WHAT YOU SHOULD DO
Could you write out the records below exactly as they appear, leaving out any pictures?

Dataset items
-- start --

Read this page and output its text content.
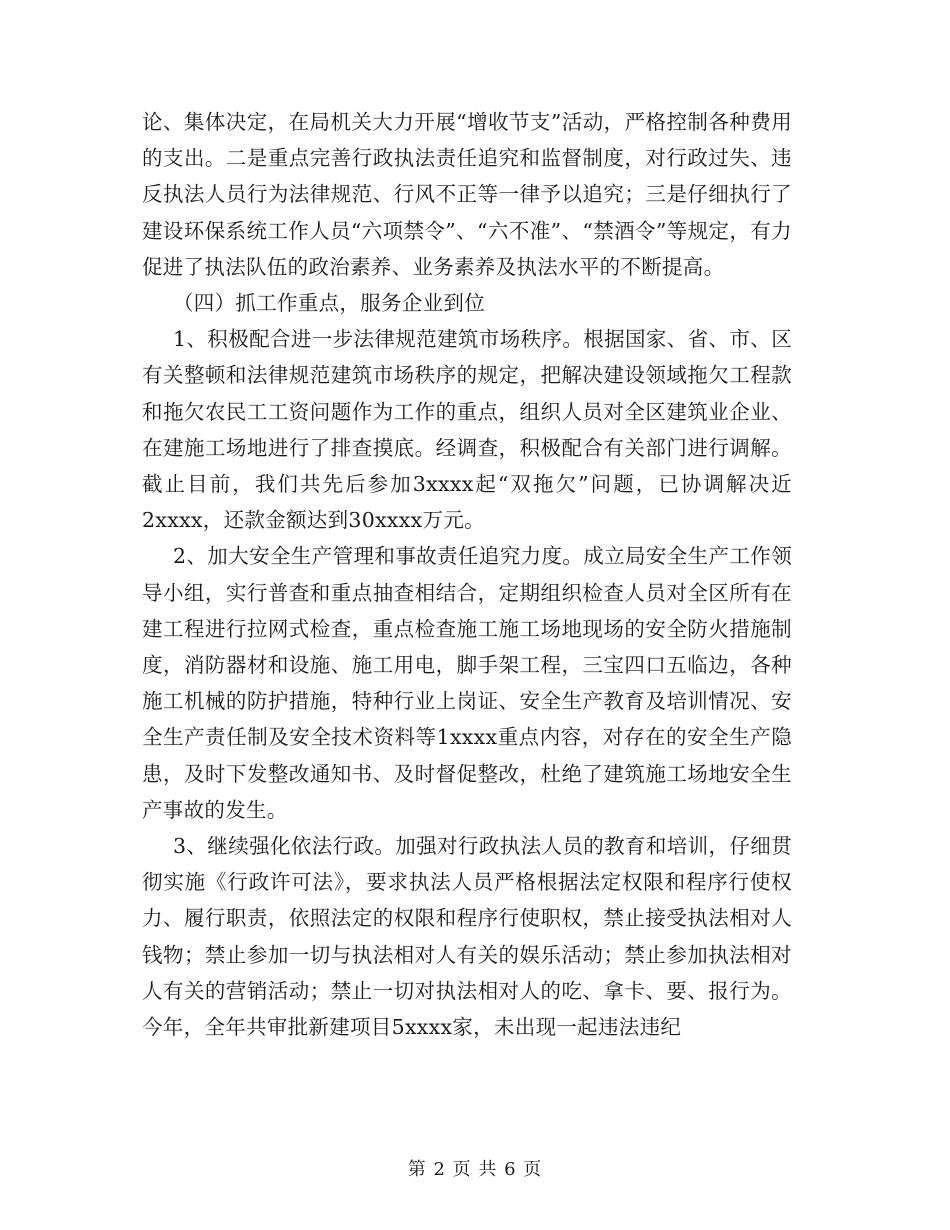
论、集体决定，在局机关大力开展“增收节支”活动，严格控制各种费用的支出。二是重点完善行政执法责任追究和监督制度，对行政过失、违反执法人员行为法律规范、行风不正等一律予以追究；三是仔细执行了建设环保系统工作人员“六项禁令”、“六不准”、“禁酒令”等规定，有力促进了执法队伍的政治素养、业务素养及执法水平的不断提高。

（四）抓工作重点，服务企业到位

1、积极配合进一步法律规范建筑市场秩序。根据国家、省、市、区有关整顿和法律规范建筑市场秩序的规定，把解决建设领域拖欠工程款和拖欠农民工工资问题作为工作的重点，组织人员对全区建筑业企业、在建施工场地进行了排查摸底。经调查，积极配合有关部门进行调解。截止目前，我们共先后参加3xxxx起“双拖欠”问题，已协调解决近2xxxx，还款金额达到30xxxx万元。

2、加大安全生产管理和事故责任追究力度。成立局安全生产工作领导小组，实行普查和重点抽查相结合，定期组织检查人员对全区所有在建工程进行拉网式检查，重点检查施工施工场地现场的安全防火措施制度，消防器材和设施、施工用电，脚手架工程，三宝四口五临边，各种施工机械的防护措施，特种行业上岗证、安全生产教育及培训情况、安全生产责任制及安全技术资料等1xxxx重点内容，对存在的安全生产隐患，及时下发整改通知书、及时督促整改，杜绝了建筑施工场地安全生产事故的发生。

3、继续强化依法行政。加强对行政执法人员的教育和培训，仔细贯彻实施《行政许可法》，要求执法人员严格根据法定权限和程序行使权力、履行职责，依照法定的权限和程序行使职权，禁止接受执法相对人钱物；禁止参加一切与执法相对人有关的娱乐活动；禁止参加执法相对人有关的营销活动；禁止一切对执法相对人的吃、拿卡、要、报行为。今年，全年共审批新建项目5xxxx家，未出现一起违法违纪

第 2 页 共 6 页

-- end --

ANSWER TO THE EXERCISE
Read this page and output its text content.
论、集体决定，在局机关大力开展“增收节支”活动，严格控制各种费用的支出。二是重点完善行政执法责任追究和监督制度，对行政过失、违反执法人员行为法律规范、行风不正等一律予以追究；三是仔细执行了建设环保系统工作人员“六项禁令”、“六不准”、“禁酒令”等规定，有力促进了执法队伍的政治素养、业务素养及执法水平的不断提高。

（四）抓工作重点，服务企业到位

1、积极配合进一步法律规范建筑市场秩序。根据国家、省、市、区有关整顿和法律规范建筑市场秩序的规定，把解决建设领域拖欠工程款和拖欠农民工工资问题作为工作的重点，组织人员对全区建筑业企业、在建施工场地进行了排查摸底。经调查，积极配合有关部门进行调解。截止目前，我们共先后参加3xxxx起“双拖欠”问题，已协调解决近2xxxx，还款金额达到30xxxx万元。

2、加大安全生产管理和事故责任追究力度。成立局安全生产工作领导小组，实行普查和重点抽查相结合，定期组织检查人员对全区所有在建工程进行拉网式检查，重点检查施工施工场地现场的安全防火措施制度，消防器材和设施、施工用电，脚手架工程，三宝四口五临边，各种施工机械的防护措施，特种行业上岗证、安全生产教育及培训情况、安全生产责任制及安全技术资料等1xxxx重点内容，对存在的安全生产隐患，及时下发整改通知书、及时督促整改，杜绝了建筑施工场地安全生产事故的发生。

3、继续强化依法行政。加强对行政执法人员的教育和培训，仔细贯彻实施《行政许可法》，要求执法人员严格根据法定权限和程序行使权力、履行职责，依照法定的权限和程序行使职权，禁止接受执法相对人钱物；禁止参加一切与执法相对人有关的娱乐活动；禁止参加执法相对人有关的营销活动；禁止一切对执法相对人的吃、拿卡、要、报行为。今年，全年共审批新建项目5xxxx家，未出现一起违法违纪

第 2 页 共 6 页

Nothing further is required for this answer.